While everyone’s talking about the BlueKeep Mega-Worm, this is not the main monster to fear, according to recent web attack activity. Rather, a researcher is warning that the GoldBrute botnet poses the greatest threat to Windows systems right now.
In the past few days, GoldBrute (named after the Java class it uses) has attempted to brute-force Remote Desktop Protocol (RDP) connections for 1.5 million Windows systems and counting, according to Morphus Labs chief research officer Renato Marinho. The botnet is actively scanning the internet for machines with RDP exposed, and trying out weak or reused passwords to see if it can gain access to the systems.
After initially spotting the activity earlier this week, “after six hours, we received 2.1 million IP addresses from the C2 server from which 1,596,571 are unique,” Marinho wrote in a posting on Thursday, adding that the botnet continues to swell in size (though he didn’t quantify it). There are plenty of hosts to be had: Shodan reveals nearly 2.5 million exposed RDP instances as of this writing.

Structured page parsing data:

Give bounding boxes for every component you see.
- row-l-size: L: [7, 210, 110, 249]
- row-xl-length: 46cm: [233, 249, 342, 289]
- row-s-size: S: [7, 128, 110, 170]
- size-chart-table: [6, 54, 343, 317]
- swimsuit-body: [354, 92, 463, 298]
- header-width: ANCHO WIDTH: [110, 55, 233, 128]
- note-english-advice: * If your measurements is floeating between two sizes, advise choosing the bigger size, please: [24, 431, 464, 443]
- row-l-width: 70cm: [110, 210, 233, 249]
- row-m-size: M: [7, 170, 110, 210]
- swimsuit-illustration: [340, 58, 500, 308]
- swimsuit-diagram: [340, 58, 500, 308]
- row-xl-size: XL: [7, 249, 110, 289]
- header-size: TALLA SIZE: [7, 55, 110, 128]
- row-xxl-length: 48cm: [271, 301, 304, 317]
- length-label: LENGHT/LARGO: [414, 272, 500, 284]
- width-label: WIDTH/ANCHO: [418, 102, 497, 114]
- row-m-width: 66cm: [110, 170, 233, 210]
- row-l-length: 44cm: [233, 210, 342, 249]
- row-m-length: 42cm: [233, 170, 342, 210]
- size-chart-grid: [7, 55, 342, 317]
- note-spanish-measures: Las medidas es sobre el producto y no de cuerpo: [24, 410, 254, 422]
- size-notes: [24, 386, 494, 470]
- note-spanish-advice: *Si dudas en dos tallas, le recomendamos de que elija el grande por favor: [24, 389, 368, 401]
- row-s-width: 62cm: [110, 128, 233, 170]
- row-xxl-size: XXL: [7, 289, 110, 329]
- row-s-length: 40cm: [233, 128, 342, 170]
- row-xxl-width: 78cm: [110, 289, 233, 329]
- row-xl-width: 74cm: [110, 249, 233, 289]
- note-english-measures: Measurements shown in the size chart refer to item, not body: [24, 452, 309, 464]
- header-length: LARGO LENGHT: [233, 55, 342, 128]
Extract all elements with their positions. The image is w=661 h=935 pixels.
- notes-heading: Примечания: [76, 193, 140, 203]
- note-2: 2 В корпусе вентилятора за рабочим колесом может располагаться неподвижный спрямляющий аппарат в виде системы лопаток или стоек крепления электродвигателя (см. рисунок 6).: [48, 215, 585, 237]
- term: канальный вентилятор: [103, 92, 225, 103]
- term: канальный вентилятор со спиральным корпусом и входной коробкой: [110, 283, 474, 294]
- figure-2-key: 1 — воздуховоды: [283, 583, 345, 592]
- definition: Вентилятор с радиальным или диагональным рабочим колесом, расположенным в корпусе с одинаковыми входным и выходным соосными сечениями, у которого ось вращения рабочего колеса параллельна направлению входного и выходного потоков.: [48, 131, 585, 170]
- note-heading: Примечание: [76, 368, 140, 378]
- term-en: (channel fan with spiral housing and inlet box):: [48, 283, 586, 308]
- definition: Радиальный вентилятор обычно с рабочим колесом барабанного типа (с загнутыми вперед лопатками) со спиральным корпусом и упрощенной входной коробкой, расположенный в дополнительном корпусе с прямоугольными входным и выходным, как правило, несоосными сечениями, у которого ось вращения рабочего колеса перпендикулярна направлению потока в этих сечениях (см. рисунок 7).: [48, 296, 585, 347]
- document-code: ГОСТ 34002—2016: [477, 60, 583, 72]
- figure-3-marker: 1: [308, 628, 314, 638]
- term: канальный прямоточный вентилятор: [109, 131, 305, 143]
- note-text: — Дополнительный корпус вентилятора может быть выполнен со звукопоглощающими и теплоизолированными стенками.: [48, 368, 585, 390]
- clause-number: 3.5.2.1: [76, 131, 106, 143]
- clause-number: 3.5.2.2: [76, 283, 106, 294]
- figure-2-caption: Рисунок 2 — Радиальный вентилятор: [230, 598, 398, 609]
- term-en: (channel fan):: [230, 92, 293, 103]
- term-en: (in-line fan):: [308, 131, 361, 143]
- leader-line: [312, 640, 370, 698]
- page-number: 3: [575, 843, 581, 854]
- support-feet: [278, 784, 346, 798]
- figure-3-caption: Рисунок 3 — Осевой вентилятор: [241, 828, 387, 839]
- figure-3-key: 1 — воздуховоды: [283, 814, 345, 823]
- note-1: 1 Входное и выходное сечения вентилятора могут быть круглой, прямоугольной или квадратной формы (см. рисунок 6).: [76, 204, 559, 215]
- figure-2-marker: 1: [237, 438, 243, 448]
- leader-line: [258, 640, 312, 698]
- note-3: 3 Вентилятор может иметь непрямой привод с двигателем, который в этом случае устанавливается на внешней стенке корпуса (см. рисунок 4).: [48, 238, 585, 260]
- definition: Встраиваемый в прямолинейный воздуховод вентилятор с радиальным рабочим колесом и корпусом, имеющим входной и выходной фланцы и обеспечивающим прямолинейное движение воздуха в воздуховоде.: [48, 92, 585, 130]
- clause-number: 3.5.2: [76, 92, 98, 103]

> **About this exercise**: Copy the passage on the GoldBrute botnet starting with "While everyone’s talking" and going on through "systems right now.", switching "monster" to "menace".

> **Reply**:
While everyone’s talking about the BlueKeep Mega-Worm, this is not the main menace to fear, according to recent web attack activity. Rather, a researcher is warning that the GoldBrute botnet poses the greatest threat to Windows systems right now.